## Begin Material shown

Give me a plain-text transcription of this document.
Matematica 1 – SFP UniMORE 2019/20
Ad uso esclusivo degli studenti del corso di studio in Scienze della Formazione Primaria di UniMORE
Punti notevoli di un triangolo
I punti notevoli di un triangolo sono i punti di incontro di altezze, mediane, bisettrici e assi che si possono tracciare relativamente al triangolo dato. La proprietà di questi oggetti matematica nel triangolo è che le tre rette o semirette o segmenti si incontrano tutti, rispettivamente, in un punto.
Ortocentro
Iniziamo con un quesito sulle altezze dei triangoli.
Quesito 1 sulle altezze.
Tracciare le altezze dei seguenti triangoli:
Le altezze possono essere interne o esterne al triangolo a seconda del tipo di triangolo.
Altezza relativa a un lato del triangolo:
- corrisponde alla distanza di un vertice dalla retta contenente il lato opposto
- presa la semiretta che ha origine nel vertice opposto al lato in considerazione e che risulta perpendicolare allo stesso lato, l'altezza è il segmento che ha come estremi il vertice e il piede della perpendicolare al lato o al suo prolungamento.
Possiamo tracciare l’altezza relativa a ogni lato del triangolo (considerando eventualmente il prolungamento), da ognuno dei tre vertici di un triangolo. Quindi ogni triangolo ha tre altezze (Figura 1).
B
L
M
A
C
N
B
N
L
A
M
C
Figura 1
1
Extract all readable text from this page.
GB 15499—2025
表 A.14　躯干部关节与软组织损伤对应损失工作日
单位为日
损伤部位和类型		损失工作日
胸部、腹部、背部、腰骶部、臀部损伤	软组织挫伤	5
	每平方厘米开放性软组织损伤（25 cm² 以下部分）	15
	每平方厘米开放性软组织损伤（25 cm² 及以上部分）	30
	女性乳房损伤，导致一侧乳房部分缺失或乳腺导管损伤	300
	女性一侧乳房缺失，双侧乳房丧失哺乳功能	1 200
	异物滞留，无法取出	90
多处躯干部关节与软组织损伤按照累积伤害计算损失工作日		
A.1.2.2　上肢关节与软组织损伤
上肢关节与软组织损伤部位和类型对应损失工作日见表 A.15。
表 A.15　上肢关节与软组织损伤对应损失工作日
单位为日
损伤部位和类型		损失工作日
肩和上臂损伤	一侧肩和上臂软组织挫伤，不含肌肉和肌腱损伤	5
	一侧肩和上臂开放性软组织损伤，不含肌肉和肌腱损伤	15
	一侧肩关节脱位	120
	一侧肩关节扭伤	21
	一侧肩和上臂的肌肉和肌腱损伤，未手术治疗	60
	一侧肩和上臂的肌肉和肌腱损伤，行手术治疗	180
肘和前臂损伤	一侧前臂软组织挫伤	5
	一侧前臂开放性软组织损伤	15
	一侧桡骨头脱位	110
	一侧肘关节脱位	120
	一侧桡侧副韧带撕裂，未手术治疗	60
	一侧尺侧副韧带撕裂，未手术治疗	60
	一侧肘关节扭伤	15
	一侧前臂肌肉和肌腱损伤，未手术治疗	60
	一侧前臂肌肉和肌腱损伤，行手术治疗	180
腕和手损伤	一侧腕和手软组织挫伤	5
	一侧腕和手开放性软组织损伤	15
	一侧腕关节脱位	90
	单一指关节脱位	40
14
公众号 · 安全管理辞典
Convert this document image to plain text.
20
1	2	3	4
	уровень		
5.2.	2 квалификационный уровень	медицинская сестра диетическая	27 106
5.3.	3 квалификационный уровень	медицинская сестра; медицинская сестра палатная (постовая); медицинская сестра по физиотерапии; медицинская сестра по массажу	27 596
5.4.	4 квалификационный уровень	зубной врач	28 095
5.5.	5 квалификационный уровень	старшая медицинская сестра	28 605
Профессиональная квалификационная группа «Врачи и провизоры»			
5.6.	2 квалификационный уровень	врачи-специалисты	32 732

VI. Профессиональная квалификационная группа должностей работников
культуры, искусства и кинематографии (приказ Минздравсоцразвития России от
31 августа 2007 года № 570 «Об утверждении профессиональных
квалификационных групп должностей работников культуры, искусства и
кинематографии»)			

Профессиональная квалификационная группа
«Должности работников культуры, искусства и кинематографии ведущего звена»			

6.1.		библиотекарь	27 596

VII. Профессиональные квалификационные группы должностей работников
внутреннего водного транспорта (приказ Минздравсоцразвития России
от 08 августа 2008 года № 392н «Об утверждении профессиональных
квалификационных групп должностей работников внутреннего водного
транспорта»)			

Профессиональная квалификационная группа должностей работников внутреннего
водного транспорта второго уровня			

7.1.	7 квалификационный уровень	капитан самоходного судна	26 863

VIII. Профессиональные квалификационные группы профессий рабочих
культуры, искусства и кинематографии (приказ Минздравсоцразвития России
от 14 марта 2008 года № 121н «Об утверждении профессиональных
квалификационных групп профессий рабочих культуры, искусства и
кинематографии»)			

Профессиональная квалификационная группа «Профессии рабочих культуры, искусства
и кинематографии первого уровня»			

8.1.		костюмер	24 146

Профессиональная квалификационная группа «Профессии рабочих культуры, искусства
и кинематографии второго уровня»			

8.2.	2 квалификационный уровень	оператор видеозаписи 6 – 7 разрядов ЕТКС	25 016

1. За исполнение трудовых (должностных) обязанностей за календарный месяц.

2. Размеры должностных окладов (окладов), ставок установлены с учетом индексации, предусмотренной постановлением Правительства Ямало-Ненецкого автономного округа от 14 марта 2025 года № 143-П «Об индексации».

## End Material shown

Short exercise: Show every line from the listing above in which the string "внутреннего" appears.

Output of the exercise:
внутреннего водного транспорта (приказ Минздравсоцразвития России
квалификационных групп должностей работников внутреннего водного
Профессиональная квалификационная группа должностей работников внутреннего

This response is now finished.